# Directive
Retype all of the entries word for word.

# Data for the task
▼
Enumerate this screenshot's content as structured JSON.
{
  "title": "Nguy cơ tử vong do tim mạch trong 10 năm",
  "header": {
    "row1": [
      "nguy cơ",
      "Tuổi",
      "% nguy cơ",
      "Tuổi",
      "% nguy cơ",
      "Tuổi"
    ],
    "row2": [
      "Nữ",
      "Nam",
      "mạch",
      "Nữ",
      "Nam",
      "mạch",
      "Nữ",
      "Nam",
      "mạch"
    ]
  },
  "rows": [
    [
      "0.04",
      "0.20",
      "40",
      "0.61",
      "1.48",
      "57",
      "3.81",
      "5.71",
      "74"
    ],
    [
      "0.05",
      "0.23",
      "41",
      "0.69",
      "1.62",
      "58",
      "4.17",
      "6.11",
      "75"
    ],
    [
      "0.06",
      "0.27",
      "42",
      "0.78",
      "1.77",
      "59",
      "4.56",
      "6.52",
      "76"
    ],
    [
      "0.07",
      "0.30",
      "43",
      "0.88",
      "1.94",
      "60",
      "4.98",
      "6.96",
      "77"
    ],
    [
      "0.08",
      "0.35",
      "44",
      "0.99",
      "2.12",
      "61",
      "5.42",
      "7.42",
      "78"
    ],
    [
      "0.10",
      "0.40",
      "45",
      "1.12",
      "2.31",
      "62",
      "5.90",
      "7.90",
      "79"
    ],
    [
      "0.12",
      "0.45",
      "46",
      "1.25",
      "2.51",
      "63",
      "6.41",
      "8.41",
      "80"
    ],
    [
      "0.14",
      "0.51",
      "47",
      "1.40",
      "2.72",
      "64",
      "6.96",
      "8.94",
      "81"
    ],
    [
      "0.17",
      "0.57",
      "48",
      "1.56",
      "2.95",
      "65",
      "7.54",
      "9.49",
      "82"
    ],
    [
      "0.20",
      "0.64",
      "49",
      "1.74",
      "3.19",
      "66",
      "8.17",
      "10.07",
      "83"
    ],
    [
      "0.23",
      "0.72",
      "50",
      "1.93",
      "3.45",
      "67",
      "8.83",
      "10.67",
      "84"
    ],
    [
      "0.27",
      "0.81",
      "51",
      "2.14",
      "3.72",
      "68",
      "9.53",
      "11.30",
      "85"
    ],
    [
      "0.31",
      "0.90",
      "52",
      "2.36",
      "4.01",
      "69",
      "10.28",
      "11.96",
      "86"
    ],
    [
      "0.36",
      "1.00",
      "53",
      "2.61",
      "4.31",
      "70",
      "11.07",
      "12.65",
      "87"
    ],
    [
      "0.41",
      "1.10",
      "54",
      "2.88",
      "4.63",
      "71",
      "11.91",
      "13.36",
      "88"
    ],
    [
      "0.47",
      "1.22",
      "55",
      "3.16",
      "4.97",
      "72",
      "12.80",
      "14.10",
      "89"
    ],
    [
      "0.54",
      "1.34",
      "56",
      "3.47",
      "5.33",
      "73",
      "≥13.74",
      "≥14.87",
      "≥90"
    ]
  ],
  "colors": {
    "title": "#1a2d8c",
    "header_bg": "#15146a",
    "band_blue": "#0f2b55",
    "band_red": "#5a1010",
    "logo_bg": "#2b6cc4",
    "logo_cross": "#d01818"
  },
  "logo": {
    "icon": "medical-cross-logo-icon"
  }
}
▲
# Exercise answer
Enumerate this screenshot's content as structured JSON.
{
  "title": "Nguy cơ tử vong do tim mạch trong 10 năm",
  "header": {
    "row1": [
      "nguy cơ",
      "Tuổi",
      "% nguy cơ",
      "Tuổi",
      "% nguy cơ",
      "Tuổi"
    ],
    "row2": [
      "Nữ",
      "Nam",
      "mạch",
      "Nữ",
      "Nam",
      "mạch",
      "Nữ",
      "Nam",
      "mạch"
    ]
  },
  "rows": [
    [
      "0.04",
      "0.20",
      "40",
      "0.61",
      "1.48",
      "57",
      "3.81",
      "5.71",
      "74"
    ],
    [
      "0.05",
      "0.23",
      "41",
      "0.69",
      "1.62",
      "58",
      "4.17",
      "6.11",
      "75"
    ],
    [
      "0.06",
      "0.27",
      "42",
      "0.78",
      "1.77",
      "59",
      "4.56",
      "6.52",
      "76"
    ],
    [
      "0.07",
      "0.30",
      "43",
      "0.88",
      "1.94",
      "60",
      "4.98",
      "6.96",
      "77"
    ],
    [
      "0.08",
      "0.35",
      "44",
      "0.99",
      "2.12",
      "61",
      "5.42",
      "7.42",
      "78"
    ],
    [
      "0.10",
      "0.40",
      "45",
      "1.12",
      "2.31",
      "62",
      "5.90",
      "7.90",
      "79"
    ],
    [
      "0.12",
      "0.45",
      "46",
      "1.25",
      "2.51",
      "63",
      "6.41",
      "8.41",
      "80"
    ],
    [
      "0.14",
      "0.51",
      "47",
      "1.40",
      "2.72",
      "64",
      "6.96",
      "8.94",
      "81"
    ],
    [
      "0.17",
      "0.57",
      "48",
      "1.56",
      "2.95",
      "65",
      "7.54",
      "9.49",
      "82"
    ],
    [
      "0.20",
      "0.64",
      "49",
      "1.74",
      "3.19",
      "66",
      "8.17",
      "10.07",
      "83"
    ],
    [
      "0.23",
      "0.72",
      "50",
      "1.93",
      "3.45",
      "67",
      "8.83",
      "10.67",
      "84"
    ],
    [
      "0.27",
      "0.81",
      "51",
      "2.14",
      "3.72",
      "68",
      "9.53",
      "11.30",
      "85"
    ],
    [
      "0.31",
      "0.90",
      "52",
      "2.36",
      "4.01",
      "69",
      "10.28",
      "11.96",
      "86"
    ],
    [
      "0.36",
      "1.00",
      "53",
      "2.61",
      "4.31",
      "70",
      "11.07",
      "12.65",
      "87"
    ],
    [
      "0.41",
      "1.10",
      "54",
      "2.88",
      "4.63",
      "71",
      "11.91",
      "13.36",
      "88"
    ],
    [
      "0.47",
      "1.22",
      "55",
      "3.16",
      "4.97",
      "72",
      "12.80",
      "14.10",
      "89"
    ],
    [
      "0.54",
      "1.34",
      "56",
      "3.47",
      "5.33",
      "73",
      "≥13.74",
      "≥14.87",
      "≥90"
    ]
  ],
  "colors": {
    "title": "#1a2d8c",
    "header_bg": "#15146a",
    "band_blue": "#0f2b55",
    "band_red": "#5a1010",
    "logo_bg": "#2b6cc4",
    "logo_cross": "#d01818"
  },
  "logo": {
    "icon": "medical-cross-logo-icon"
  }
}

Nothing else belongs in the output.